**ENTRIES**.
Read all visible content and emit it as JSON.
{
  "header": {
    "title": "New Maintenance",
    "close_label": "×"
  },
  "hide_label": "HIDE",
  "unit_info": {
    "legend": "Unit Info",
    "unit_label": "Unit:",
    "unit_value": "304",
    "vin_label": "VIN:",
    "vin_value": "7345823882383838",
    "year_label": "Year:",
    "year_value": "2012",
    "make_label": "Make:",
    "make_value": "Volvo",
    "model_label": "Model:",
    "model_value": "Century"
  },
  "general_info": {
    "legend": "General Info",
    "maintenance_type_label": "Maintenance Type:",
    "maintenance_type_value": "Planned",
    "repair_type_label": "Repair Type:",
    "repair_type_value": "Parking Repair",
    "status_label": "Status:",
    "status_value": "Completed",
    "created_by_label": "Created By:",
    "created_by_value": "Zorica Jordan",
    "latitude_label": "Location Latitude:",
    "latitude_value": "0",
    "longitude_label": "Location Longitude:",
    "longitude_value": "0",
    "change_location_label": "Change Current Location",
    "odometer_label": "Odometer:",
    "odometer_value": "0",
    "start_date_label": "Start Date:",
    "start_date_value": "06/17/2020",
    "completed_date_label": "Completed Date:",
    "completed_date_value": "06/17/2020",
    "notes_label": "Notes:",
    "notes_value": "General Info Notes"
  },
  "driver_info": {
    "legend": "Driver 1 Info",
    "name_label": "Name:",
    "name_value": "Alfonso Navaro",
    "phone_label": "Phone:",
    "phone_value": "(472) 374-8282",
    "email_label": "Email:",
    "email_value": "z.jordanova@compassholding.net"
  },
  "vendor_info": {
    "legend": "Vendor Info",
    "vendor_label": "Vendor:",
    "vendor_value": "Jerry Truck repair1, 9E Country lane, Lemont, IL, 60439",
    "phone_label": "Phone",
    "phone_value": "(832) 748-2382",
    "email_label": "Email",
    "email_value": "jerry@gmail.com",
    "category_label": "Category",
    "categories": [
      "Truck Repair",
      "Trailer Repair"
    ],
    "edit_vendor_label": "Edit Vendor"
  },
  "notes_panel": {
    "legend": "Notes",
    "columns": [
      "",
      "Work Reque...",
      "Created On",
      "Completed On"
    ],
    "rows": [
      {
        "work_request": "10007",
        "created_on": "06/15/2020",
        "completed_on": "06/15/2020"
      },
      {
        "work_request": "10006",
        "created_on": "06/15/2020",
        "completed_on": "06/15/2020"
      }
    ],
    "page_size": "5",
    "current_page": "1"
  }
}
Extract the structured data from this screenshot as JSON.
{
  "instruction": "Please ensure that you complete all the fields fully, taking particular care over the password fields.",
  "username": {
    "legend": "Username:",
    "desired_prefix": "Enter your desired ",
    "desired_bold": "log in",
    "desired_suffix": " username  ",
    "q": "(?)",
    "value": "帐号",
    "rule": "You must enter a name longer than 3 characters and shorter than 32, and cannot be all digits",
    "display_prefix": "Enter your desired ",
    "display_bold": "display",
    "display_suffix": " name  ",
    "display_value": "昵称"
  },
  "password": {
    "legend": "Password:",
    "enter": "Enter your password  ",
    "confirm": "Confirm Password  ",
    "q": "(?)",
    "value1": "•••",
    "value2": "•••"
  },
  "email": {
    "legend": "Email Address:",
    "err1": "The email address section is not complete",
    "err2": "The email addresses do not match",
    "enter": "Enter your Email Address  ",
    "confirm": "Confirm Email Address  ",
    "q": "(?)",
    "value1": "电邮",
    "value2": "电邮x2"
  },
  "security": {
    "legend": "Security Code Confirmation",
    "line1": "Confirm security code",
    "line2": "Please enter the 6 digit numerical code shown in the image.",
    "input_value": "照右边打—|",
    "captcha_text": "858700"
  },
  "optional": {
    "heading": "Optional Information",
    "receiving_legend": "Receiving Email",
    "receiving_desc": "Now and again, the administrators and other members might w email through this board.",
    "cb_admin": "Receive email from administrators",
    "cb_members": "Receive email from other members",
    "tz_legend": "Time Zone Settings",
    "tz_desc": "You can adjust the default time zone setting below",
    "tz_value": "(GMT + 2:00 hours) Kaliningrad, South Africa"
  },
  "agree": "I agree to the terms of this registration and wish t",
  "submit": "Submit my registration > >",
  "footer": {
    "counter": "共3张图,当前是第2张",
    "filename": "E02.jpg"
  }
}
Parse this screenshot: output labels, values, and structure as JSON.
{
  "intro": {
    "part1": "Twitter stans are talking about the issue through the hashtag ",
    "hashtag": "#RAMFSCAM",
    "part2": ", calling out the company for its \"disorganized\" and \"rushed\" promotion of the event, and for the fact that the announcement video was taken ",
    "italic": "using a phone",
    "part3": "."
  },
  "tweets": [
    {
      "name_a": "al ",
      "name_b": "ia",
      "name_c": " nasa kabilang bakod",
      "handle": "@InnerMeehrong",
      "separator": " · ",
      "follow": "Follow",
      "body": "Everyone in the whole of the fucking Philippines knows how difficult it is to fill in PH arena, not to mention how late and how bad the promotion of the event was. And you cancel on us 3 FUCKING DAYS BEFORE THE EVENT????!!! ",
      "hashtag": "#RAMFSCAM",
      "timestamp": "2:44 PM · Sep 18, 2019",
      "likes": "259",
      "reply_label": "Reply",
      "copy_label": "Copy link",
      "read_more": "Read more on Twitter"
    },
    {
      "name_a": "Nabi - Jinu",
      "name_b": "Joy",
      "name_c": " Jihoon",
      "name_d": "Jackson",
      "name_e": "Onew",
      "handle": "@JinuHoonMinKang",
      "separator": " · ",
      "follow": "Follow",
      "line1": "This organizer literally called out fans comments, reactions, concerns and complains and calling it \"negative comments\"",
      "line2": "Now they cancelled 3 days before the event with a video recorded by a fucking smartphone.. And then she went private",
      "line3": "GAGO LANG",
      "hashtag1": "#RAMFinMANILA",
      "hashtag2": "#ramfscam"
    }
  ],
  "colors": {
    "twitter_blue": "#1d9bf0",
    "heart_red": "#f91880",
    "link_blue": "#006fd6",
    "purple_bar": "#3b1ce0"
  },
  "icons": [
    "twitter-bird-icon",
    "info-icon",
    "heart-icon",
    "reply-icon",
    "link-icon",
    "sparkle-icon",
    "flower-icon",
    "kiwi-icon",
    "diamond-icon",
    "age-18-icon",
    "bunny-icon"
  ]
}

**WHAT YOU WILL DO**. Above are records; say how many of their lines contain the word "JSON", giving only the number.

**REPLY TO THE TASK**. 3